> **Instructions to follow**:
Turn every line of the records below into a numbered list, leaving out any blank lines.

> **Extracted data entries**:

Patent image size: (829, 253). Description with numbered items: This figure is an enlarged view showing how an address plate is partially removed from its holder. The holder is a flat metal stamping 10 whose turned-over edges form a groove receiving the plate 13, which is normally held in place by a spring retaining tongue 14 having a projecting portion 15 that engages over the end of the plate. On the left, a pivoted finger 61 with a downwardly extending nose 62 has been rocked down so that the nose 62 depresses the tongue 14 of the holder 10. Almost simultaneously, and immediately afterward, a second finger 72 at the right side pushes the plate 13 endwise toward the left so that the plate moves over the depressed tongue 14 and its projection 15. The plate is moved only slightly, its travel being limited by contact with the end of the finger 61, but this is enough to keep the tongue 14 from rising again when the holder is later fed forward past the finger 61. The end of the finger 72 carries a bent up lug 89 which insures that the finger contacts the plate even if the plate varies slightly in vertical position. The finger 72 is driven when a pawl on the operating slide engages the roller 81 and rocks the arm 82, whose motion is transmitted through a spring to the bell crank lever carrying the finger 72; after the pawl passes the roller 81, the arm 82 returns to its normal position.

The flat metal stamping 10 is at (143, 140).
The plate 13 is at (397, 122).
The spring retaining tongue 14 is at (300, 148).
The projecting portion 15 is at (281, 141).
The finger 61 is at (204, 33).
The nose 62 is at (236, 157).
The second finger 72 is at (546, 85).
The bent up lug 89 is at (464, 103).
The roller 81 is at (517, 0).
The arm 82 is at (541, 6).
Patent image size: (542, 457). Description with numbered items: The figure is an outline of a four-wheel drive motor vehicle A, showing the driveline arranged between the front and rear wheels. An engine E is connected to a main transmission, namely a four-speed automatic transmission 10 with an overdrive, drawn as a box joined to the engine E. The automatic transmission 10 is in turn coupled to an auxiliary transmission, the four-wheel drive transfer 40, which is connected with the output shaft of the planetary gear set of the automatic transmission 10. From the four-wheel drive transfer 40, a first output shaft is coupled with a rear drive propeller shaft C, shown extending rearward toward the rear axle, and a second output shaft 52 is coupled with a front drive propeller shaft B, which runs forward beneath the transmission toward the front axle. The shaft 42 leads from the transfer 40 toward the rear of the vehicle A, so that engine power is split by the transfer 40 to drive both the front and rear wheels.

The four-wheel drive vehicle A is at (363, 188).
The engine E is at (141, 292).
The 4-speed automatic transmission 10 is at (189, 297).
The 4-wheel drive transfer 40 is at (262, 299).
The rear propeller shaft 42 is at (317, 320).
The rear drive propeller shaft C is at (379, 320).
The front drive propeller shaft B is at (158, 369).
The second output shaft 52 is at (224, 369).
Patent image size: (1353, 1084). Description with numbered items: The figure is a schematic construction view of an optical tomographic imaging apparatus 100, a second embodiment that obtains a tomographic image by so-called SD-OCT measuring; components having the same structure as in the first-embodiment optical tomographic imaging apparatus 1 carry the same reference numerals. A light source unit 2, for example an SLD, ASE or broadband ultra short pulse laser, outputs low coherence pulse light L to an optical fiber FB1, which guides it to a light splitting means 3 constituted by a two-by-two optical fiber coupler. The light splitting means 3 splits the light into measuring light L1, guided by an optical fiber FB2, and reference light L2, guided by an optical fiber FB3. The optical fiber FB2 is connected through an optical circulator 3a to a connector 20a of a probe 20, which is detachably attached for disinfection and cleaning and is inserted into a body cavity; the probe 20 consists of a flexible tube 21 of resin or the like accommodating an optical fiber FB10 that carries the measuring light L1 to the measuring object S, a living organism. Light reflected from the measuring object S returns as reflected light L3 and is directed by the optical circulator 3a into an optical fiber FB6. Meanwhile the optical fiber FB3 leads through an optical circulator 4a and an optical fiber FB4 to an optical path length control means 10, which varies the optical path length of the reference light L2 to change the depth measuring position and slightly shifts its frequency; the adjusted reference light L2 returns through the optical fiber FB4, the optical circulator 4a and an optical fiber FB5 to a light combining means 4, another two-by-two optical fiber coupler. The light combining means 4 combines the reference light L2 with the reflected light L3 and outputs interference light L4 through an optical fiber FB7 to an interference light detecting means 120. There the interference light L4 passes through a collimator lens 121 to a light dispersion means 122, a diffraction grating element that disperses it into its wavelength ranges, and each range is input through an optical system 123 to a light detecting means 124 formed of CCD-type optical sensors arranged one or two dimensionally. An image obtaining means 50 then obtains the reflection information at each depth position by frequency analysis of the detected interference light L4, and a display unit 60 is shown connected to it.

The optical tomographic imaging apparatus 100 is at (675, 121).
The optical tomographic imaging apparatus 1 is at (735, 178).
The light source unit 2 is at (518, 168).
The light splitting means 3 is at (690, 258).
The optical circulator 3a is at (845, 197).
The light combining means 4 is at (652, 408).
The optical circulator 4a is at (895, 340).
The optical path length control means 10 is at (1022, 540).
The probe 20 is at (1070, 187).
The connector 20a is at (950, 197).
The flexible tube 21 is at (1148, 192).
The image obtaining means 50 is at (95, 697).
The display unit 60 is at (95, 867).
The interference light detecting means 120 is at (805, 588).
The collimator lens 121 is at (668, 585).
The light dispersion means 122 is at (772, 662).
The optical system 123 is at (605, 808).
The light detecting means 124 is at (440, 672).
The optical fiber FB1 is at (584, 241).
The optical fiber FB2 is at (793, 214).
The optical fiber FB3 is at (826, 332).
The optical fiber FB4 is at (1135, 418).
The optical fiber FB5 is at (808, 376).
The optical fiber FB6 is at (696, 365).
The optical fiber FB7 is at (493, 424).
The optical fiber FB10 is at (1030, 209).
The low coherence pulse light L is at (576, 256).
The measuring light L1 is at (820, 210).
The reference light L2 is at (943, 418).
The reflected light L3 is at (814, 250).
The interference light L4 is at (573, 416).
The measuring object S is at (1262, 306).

> **Finished exercise**:
1. Patent image size: (829, 253). Description with numbered items: This figure is an enlarged view showing how an address plate is partially removed from its holder. The holder is a flat metal stamping 10 whose turned-over edges form a groove receiving the plate 13, which is normally held in place by a spring retaining tongue 14 having a projecting portion 15 that engages over the end of the plate. On the left, a pivoted finger 61 with a downwardly extending nose 62 has been rocked down so that the nose 62 depresses the tongue 14 of the holder 10. Almost simultaneously, and immediately afterward, a second finger 72 at the right side pushes the plate 13 endwise toward the left so that the plate moves over the depressed tongue 14 and its projection 15. The plate is moved only slightly, its travel being limited by contact with the end of the finger 61, but this is enough to keep the tongue 14 from rising again when the holder is later fed forward past the finger 61. The end of the finger 72 carries a bent up lug 89 which insures that the finger contacts the plate even if the plate varies slightly in vertical position. The finger 72 is driven when a pawl on the operating slide engages the roller 81 and rocks the arm 82, whose motion is transmitted through a spring to the bell crank lever carrying the finger 72; after the pawl passes the roller 81, the arm 82 returns to its normal position.
2. The flat metal stamping 10 is at (143, 140).
3. The plate 13 is at (397, 122).
4. The spring retaining tongue 14 is at (300, 148).
5. The projecting portion 15 is at (281, 141).
6. The finger 61 is at (204, 33).
7. The nose 62 is at (236, 157).
8. The second finger 72 is at (546, 85).
9. The bent up lug 89 is at (464, 103).
10. The roller 81 is at (517, 0).
11. The arm 82 is at (541, 6).
12. Patent image size: (542, 457). Description with numbered items: The figure is an outline of a four-wheel drive motor vehicle A, showing the driveline arranged between the front and rear wheels. An engine E is connected to a main transmission, namely a four-speed automatic transmission 10 with an overdrive, drawn as a box joined to the engine E. The automatic transmission 10 is in turn coupled to an auxiliary transmission, the four-wheel drive transfer 40, which is connected with the output shaft of the planetary gear set of the automatic transmission 10. From the four-wheel drive transfer 40, a first output shaft is coupled with a rear drive propeller shaft C, shown extending rearward toward the rear axle, and a second output shaft 52 is coupled with a front drive propeller shaft B, which runs forward beneath the transmission toward the front axle. The shaft 42 leads from the transfer 40 toward the rear of the vehicle A, so that engine power is split by the transfer 40 to drive both the front and rear wheels.
13. The four-wheel drive vehicle A is at (363, 188).
14. The engine E is at (141, 292).
15. The 4-speed automatic transmission 10 is at (189, 297).
16. The 4-wheel drive transfer 40 is at (262, 299).
17. The rear propeller shaft 42 is at (317, 320).
18. The rear drive propeller shaft C is at (379, 320).
19. The front drive propeller shaft B is at (158, 369).
20. The second output shaft 52 is at (224, 369).
21. Patent image size: (1353, 1084). Description with numbered items: The figure is a schematic construction view of an optical tomographic imaging apparatus 100, a second embodiment that obtains a tomographic image by so-called SD-OCT measuring; components having the same structure as in the first-embodiment optical tomographic imaging apparatus 1 carry the same reference numerals. A light source unit 2, for example an SLD, ASE or broadband ultra short pulse laser, outputs low coherence pulse light L to an optical fiber FB1, which guides it to a light splitting means 3 constituted by a two-by-two optical fiber coupler. The light splitting means 3 splits the light into measuring light L1, guided by an optical fiber FB2, and reference light L2, guided by an optical fiber FB3. The optical fiber FB2 is connected through an optical circulator 3a to a connector 20a of a probe 20, which is detachably attached for disinfection and cleaning and is inserted into a body cavity; the probe 20 consists of a flexible tube 21 of resin or the like accommodating an optical fiber FB10 that carries the measuring light L1 to the measuring object S, a living organism. Light reflected from the measuring object S returns as reflected light L3 and is directed by the optical circulator 3a into an optical fiber FB6. Meanwhile the optical fiber FB3 leads through an optical circulator 4a and an optical fiber FB4 to an optical path length control means 10, which varies the optical path length of the reference light L2 to change the depth measuring position and slightly shifts its frequency; the adjusted reference light L2 returns through the optical fiber FB4, the optical circulator 4a and an optical fiber FB5 to a light combining means 4, another two-by-two optical fiber coupler. The light combining means 4 combines the reference light L2 with the reflected light L3 and outputs interference light L4 through an optical fiber FB7 to an interference light detecting means 120. There the interference light L4 passes through a collimator lens 121 to a light dispersion means 122, a diffraction grating element that disperses it into its wavelength ranges, and each range is input through an optical system 123 to a light detecting means 124 formed of CCD-type optical sensors arranged one or two dimensionally. An image obtaining means 50 then obtains the reflection information at each depth position by frequency analysis of the detected interference light L4, and a display unit 60 is shown connected to it.
22. The optical tomographic imaging apparatus 100 is at (675, 121).
23. The optical tomographic imaging apparatus 1 is at (735, 178).
24. The light source unit 2 is at (518, 168).
25. The light splitting means 3 is at (690, 258).
26. The optical circulator 3a is at (845, 197).
27. The light combining means 4 is at (652, 408).
28. The optical circulator 4a is at (895, 340).
29. The optical path length control means 10 is at (1022, 540).
30. The probe 20 is at (1070, 187).
31. The connector 20a is at (950, 197).
32. The flexible tube 21 is at (1148, 192).
33. The image obtaining means 50 is at (95, 697).
34. The display unit 60 is at (95, 867).
35. The interference light detecting means 120 is at (805, 588).
36. The collimator lens 121 is at (668, 585).
37. The light dispersion means 122 is at (772, 662).
38. The optical system 123 is at (605, 808).
39. The light detecting means 124 is at (440, 672).
40. The optical fiber FB1 is at (584, 241).
41. The optical fiber FB2 is at (793, 214).
42. The optical fiber FB3 is at (826, 332).
43. The optical fiber FB4 is at (1135, 418).
44. The optical fiber FB5 is at (808, 376).
45. The optical fiber FB6 is at (696, 365).
46. The optical fiber FB7 is at (493, 424).
47. The optical fiber FB10 is at (1030, 209).
48. The low coherence pulse light L is at (576, 256).
49. The measuring light L1 is at (820, 210).
50. The reference light L2 is at (943, 418).
51. The reflected light L3 is at (814, 250).
52. The interference light L4 is at (573, 416).
53. The measuring object S is at (1262, 306).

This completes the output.